— start Data for this task —
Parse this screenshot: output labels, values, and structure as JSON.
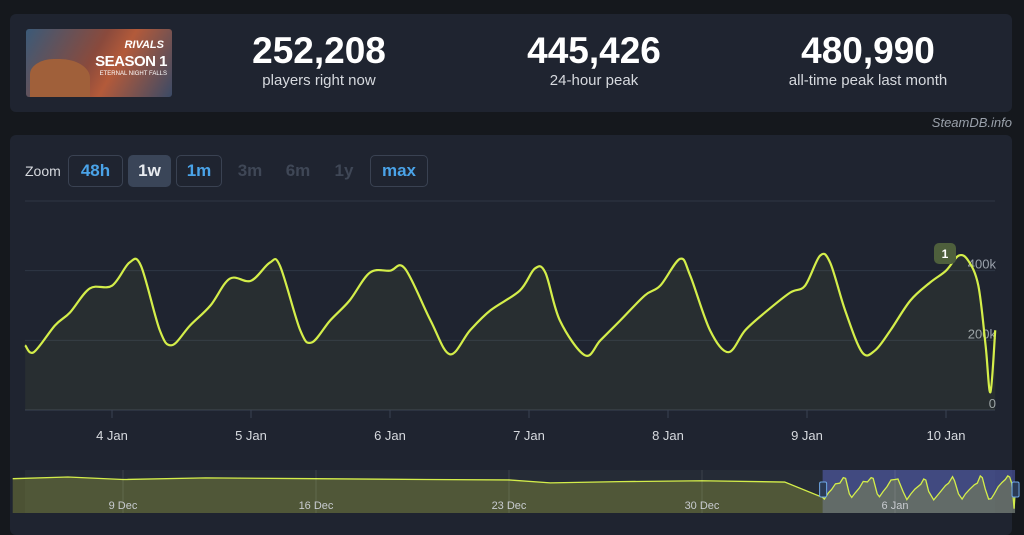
{
  "stats": [
    {
      "value": "252,208",
      "label": "players right now"
    },
    {
      "value": "445,426",
      "label": "24-hour peak"
    },
    {
      "value": "480,990",
      "label": "all-time peak last month"
    }
  ],
  "banner": {
    "logo_text": "RIVALS",
    "season": "SEASON 1",
    "subtitle": "ETERNAL NIGHT FALLS"
  },
  "brand": "SteamDB.info",
  "zoom": {
    "label": "Zoom",
    "buttons": [
      {
        "label": "48h",
        "state": "enabled"
      },
      {
        "label": "1w",
        "state": "active"
      },
      {
        "label": "1m",
        "state": "enabled"
      },
      {
        "label": "3m",
        "state": "disabled"
      },
      {
        "label": "6m",
        "state": "disabled"
      },
      {
        "label": "1y",
        "state": "disabled"
      },
      {
        "label": "max",
        "state": "enabled"
      }
    ]
  },
  "chart_data": {
    "type": "line",
    "line_color": "#d4ee4a",
    "grid": true,
    "ylim": [
      0,
      600000
    ],
    "yticks": [
      {
        "value": 0,
        "label": "0"
      },
      {
        "value": 200000,
        "label": "200k"
      },
      {
        "value": 400000,
        "label": "400k"
      }
    ],
    "xticks": [
      "4 Jan",
      "5 Jan",
      "6 Jan",
      "7 Jan",
      "8 Jan",
      "9 Jan",
      "10 Jan"
    ],
    "annotation": {
      "label": "1",
      "at": "10 Jan 00:00"
    },
    "points": [
      [
        "3 Jan 09:00",
        186000
      ],
      [
        "3 Jan 10:30",
        166000
      ],
      [
        "3 Jan 14:10",
        243000
      ],
      [
        "3 Jan 16:45",
        280000
      ],
      [
        "3 Jan 20:10",
        349000
      ],
      [
        "4 Jan 00:00",
        357000
      ],
      [
        "4 Jan 03:00",
        423000
      ],
      [
        "4 Jan 05:00",
        414000
      ],
      [
        "4 Jan 08:15",
        229000
      ],
      [
        "4 Jan 10:20",
        186000
      ],
      [
        "4 Jan 13:30",
        243000
      ],
      [
        "4 Jan 17:00",
        300000
      ],
      [
        "4 Jan 20:20",
        377000
      ],
      [
        "5 Jan 00:00",
        371000
      ],
      [
        "5 Jan 03:15",
        423000
      ],
      [
        "5 Jan 05:00",
        414000
      ],
      [
        "5 Jan 08:30",
        229000
      ],
      [
        "5 Jan 10:30",
        194000
      ],
      [
        "5 Jan 13:40",
        257000
      ],
      [
        "5 Jan 17:00",
        314000
      ],
      [
        "5 Jan 20:30",
        394000
      ],
      [
        "6 Jan 00:00",
        400000
      ],
      [
        "6 Jan 02:35",
        406000
      ],
      [
        "6 Jan 07:00",
        257000
      ],
      [
        "6 Jan 10:20",
        160000
      ],
      [
        "6 Jan 13:50",
        229000
      ],
      [
        "6 Jan 17:20",
        286000
      ],
      [
        "6 Jan 22:25",
        343000
      ],
      [
        "7 Jan 01:00",
        406000
      ],
      [
        "7 Jan 02:50",
        394000
      ],
      [
        "7 Jan 05:20",
        257000
      ],
      [
        "7 Jan 09:40",
        157000
      ],
      [
        "7 Jan 12:20",
        200000
      ],
      [
        "7 Jan 15:45",
        257000
      ],
      [
        "7 Jan 20:00",
        329000
      ],
      [
        "7 Jan 22:40",
        357000
      ],
      [
        "8 Jan 02:05",
        434000
      ],
      [
        "8 Jan 03:50",
        386000
      ],
      [
        "8 Jan 07:15",
        229000
      ],
      [
        "8 Jan 10:25",
        166000
      ],
      [
        "8 Jan 13:20",
        229000
      ],
      [
        "8 Jan 16:45",
        280000
      ],
      [
        "8 Jan 21:05",
        337000
      ],
      [
        "8 Jan 23:40",
        357000
      ],
      [
        "9 Jan 02:15",
        443000
      ],
      [
        "9 Jan 04:00",
        423000
      ],
      [
        "9 Jan 06:35",
        286000
      ],
      [
        "9 Jan 09:30",
        166000
      ],
      [
        "9 Jan 11:45",
        171000
      ],
      [
        "9 Jan 14:25",
        229000
      ],
      [
        "9 Jan 17:50",
        314000
      ],
      [
        "9 Jan 21:15",
        366000
      ],
      [
        "10 Jan 00:00",
        400000
      ],
      [
        "10 Jan 02:10",
        443000
      ],
      [
        "10 Jan 03:50",
        429000
      ],
      [
        "10 Jan 05:35",
        357000
      ],
      [
        "10 Jan 06:50",
        186000
      ],
      [
        "10 Jan 07:40",
        51000
      ],
      [
        "10 Jan 08:30",
        229000
      ]
    ],
    "navigator": {
      "xticks": [
        "9 Dec",
        "16 Dec",
        "23 Dec",
        "30 Dec",
        "6 Jan"
      ],
      "selection": [
        "3 Jan 09:00",
        "10 Jan 08:30"
      ],
      "points": [
        [
          "5 Dec 00:00",
          410000
        ],
        [
          "7 Dec 00:00",
          430000
        ],
        [
          "9 Dec 00:00",
          400000
        ],
        [
          "12 Dec 00:00",
          420000
        ],
        [
          "16 Dec 00:00",
          410000
        ],
        [
          "20 Dec 00:00",
          400000
        ],
        [
          "23 Dec 00:00",
          395000
        ],
        [
          "24 Dec 12:00",
          360000
        ],
        [
          "27 Dec 00:00",
          375000
        ],
        [
          "30 Dec 00:00",
          385000
        ],
        [
          "2 Jan 00:00",
          370000
        ]
      ]
    }
  }
}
— end Data for this task —
* Short exercise:
Reproduce the whole listing above word for word, but not its pictures.

* Task output:
Parse this screenshot: output labels, values, and structure as JSON.
{
  "stats": [
    {
      "value": "252,208",
      "label": "players right now"
    },
    {
      "value": "445,426",
      "label": "24-hour peak"
    },
    {
      "value": "480,990",
      "label": "all-time peak last month"
    }
  ],
  "banner": {
    "logo_text": "RIVALS",
    "season": "SEASON 1",
    "subtitle": "ETERNAL NIGHT FALLS"
  },
  "brand": "SteamDB.info",
  "zoom": {
    "label": "Zoom",
    "buttons": [
      {
        "label": "48h",
        "state": "enabled"
      },
      {
        "label": "1w",
        "state": "active"
      },
      {
        "label": "1m",
        "state": "enabled"
      },
      {
        "label": "3m",
        "state": "disabled"
      },
      {
        "label": "6m",
        "state": "disabled"
      },
      {
        "label": "1y",
        "state": "disabled"
      },
      {
        "label": "max",
        "state": "enabled"
      }
    ]
  },
  "chart_data": {
    "type": "line",
    "line_color": "#d4ee4a",
    "grid": true,
    "ylim": [
      0,
      600000
    ],
    "yticks": [
      {
        "value": 0,
        "label": "0"
      },
      {
        "value": 200000,
        "label": "200k"
      },
      {
        "value": 400000,
        "label": "400k"
      }
    ],
    "xticks": [
      "4 Jan",
      "5 Jan",
      "6 Jan",
      "7 Jan",
      "8 Jan",
      "9 Jan",
      "10 Jan"
    ],
    "annotation": {
      "label": "1",
      "at": "10 Jan 00:00"
    },
    "points": [
      [
        "3 Jan 09:00",
        186000
      ],
      [
        "3 Jan 10:30",
        166000
      ],
      [
        "3 Jan 14:10",
        243000
      ],
      [
        "3 Jan 16:45",
        280000
      ],
      [
        "3 Jan 20:10",
        349000
      ],
      [
        "4 Jan 00:00",
        357000
      ],
      [
        "4 Jan 03:00",
        423000
      ],
      [
        "4 Jan 05:00",
        414000
      ],
      [
        "4 Jan 08:15",
        229000
      ],
      [
        "4 Jan 10:20",
        186000
      ],
      [
        "4 Jan 13:30",
        243000
      ],
      [
        "4 Jan 17:00",
        300000
      ],
      [
        "4 Jan 20:20",
        377000
      ],
      [
        "5 Jan 00:00",
        371000
      ],
      [
        "5 Jan 03:15",
        423000
      ],
      [
        "5 Jan 05:00",
        414000
      ],
      [
        "5 Jan 08:30",
        229000
      ],
      [
        "5 Jan 10:30",
        194000
      ],
      [
        "5 Jan 13:40",
        257000
      ],
      [
        "5 Jan 17:00",
        314000
      ],
      [
        "5 Jan 20:30",
        394000
      ],
      [
        "6 Jan 00:00",
        400000
      ],
      [
        "6 Jan 02:35",
        406000
      ],
      [
        "6 Jan 07:00",
        257000
      ],
      [
        "6 Jan 10:20",
        160000
      ],
      [
        "6 Jan 13:50",
        229000
      ],
      [
        "6 Jan 17:20",
        286000
      ],
      [
        "6 Jan 22:25",
        343000
      ],
      [
        "7 Jan 01:00",
        406000
      ],
      [
        "7 Jan 02:50",
        394000
      ],
      [
        "7 Jan 05:20",
        257000
      ],
      [
        "7 Jan 09:40",
        157000
      ],
      [
        "7 Jan 12:20",
        200000
      ],
      [
        "7 Jan 15:45",
        257000
      ],
      [
        "7 Jan 20:00",
        329000
      ],
      [
        "7 Jan 22:40",
        357000
      ],
      [
        "8 Jan 02:05",
        434000
      ],
      [
        "8 Jan 03:50",
        386000
      ],
      [
        "8 Jan 07:15",
        229000
      ],
      [
        "8 Jan 10:25",
        166000
      ],
      [
        "8 Jan 13:20",
        229000
      ],
      [
        "8 Jan 16:45",
        280000
      ],
      [
        "8 Jan 21:05",
        337000
      ],
      [
        "8 Jan 23:40",
        357000
      ],
      [
        "9 Jan 02:15",
        443000
      ],
      [
        "9 Jan 04:00",
        423000
      ],
      [
        "9 Jan 06:35",
        286000
      ],
      [
        "9 Jan 09:30",
        166000
      ],
      [
        "9 Jan 11:45",
        171000
      ],
      [
        "9 Jan 14:25",
        229000
      ],
      [
        "9 Jan 17:50",
        314000
      ],
      [
        "9 Jan 21:15",
        366000
      ],
      [
        "10 Jan 00:00",
        400000
      ],
      [
        "10 Jan 02:10",
        443000
      ],
      [
        "10 Jan 03:50",
        429000
      ],
      [
        "10 Jan 05:35",
        357000
      ],
      [
        "10 Jan 06:50",
        186000
      ],
      [
        "10 Jan 07:40",
        51000
      ],
      [
        "10 Jan 08:30",
        229000
      ]
    ],
    "navigator": {
      "xticks": [
        "9 Dec",
        "16 Dec",
        "23 Dec",
        "30 Dec",
        "6 Jan"
      ],
      "selection": [
        "3 Jan 09:00",
        "10 Jan 08:30"
      ],
      "points": [
        [
          "5 Dec 00:00",
          410000
        ],
        [
          "7 Dec 00:00",
          430000
        ],
        [
          "9 Dec 00:00",
          400000
        ],
        [
          "12 Dec 00:00",
          420000
        ],
        [
          "16 Dec 00:00",
          410000
        ],
        [
          "20 Dec 00:00",
          400000
        ],
        [
          "23 Dec 00:00",
          395000
        ],
        [
          "24 Dec 12:00",
          360000
        ],
        [
          "27 Dec 00:00",
          375000
        ],
        [
          "30 Dec 00:00",
          385000
        ],
        [
          "2 Jan 00:00",
          370000
        ]
      ]
    }
  }
}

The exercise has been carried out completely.